__Task instructions__
Your answer should be a single number: the count of lines holding the word "MECANICA".

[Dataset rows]
....................

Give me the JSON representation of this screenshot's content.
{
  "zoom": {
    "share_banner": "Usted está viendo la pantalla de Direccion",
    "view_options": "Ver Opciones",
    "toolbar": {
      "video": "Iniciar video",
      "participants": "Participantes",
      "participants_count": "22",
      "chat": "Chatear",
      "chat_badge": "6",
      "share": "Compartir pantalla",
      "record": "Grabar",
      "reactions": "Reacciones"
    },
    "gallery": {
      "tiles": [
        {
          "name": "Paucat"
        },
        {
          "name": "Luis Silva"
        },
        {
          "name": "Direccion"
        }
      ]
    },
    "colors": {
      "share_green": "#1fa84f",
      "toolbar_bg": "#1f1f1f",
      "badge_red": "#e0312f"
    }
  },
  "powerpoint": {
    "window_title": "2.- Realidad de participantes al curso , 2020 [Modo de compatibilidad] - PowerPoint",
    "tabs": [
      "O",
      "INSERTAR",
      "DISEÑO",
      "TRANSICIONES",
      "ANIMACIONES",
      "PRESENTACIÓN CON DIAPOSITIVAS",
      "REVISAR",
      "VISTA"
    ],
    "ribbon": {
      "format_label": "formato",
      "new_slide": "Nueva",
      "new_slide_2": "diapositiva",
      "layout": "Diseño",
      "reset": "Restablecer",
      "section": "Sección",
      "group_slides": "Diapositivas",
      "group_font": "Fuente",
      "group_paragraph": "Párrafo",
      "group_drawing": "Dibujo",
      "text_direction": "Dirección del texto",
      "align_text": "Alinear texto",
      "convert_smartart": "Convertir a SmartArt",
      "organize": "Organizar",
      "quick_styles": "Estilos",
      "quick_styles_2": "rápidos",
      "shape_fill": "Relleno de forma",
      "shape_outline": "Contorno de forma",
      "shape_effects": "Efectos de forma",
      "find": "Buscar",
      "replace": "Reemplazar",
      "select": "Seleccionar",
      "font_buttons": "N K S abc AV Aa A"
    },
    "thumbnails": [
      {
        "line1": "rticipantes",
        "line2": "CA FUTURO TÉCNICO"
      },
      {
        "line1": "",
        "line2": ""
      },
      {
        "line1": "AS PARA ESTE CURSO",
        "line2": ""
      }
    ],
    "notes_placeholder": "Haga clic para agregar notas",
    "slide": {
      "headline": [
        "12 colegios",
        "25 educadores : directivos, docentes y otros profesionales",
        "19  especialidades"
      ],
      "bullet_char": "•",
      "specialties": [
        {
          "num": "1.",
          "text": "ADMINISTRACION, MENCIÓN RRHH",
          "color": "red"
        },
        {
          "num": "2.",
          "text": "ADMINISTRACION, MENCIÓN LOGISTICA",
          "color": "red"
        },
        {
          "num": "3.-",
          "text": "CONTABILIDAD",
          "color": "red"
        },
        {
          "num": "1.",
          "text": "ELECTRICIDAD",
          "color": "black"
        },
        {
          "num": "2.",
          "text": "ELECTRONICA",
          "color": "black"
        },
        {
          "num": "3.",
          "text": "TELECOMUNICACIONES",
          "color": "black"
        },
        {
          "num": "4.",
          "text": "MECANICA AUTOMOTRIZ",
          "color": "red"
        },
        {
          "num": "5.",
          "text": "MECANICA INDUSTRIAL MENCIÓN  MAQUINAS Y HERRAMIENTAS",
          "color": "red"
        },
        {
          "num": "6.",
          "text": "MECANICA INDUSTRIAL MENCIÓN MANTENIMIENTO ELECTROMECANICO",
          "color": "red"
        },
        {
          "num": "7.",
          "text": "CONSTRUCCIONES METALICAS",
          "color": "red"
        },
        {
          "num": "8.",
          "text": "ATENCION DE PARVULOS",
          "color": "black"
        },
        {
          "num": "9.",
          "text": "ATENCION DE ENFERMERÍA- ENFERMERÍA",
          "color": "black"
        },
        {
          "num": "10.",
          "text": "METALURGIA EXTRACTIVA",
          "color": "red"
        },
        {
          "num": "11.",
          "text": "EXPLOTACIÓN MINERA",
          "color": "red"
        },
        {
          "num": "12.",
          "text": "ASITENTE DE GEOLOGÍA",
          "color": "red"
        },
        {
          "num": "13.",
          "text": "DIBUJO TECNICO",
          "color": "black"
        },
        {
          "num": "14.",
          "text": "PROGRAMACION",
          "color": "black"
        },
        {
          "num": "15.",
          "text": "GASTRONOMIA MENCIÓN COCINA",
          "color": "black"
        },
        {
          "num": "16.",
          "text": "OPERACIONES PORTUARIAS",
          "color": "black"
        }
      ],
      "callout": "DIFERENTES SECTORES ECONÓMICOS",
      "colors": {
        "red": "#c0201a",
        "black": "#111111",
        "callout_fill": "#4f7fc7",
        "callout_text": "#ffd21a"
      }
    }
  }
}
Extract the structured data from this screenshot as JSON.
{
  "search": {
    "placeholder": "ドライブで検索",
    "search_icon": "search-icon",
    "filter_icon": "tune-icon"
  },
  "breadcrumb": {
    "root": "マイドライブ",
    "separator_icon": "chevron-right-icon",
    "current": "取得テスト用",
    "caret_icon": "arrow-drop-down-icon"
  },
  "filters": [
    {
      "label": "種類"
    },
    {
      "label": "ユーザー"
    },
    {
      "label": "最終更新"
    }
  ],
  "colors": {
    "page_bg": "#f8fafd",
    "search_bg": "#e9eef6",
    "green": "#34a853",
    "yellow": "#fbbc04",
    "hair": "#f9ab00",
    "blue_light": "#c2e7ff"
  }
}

....................

__Output of the exercise__
3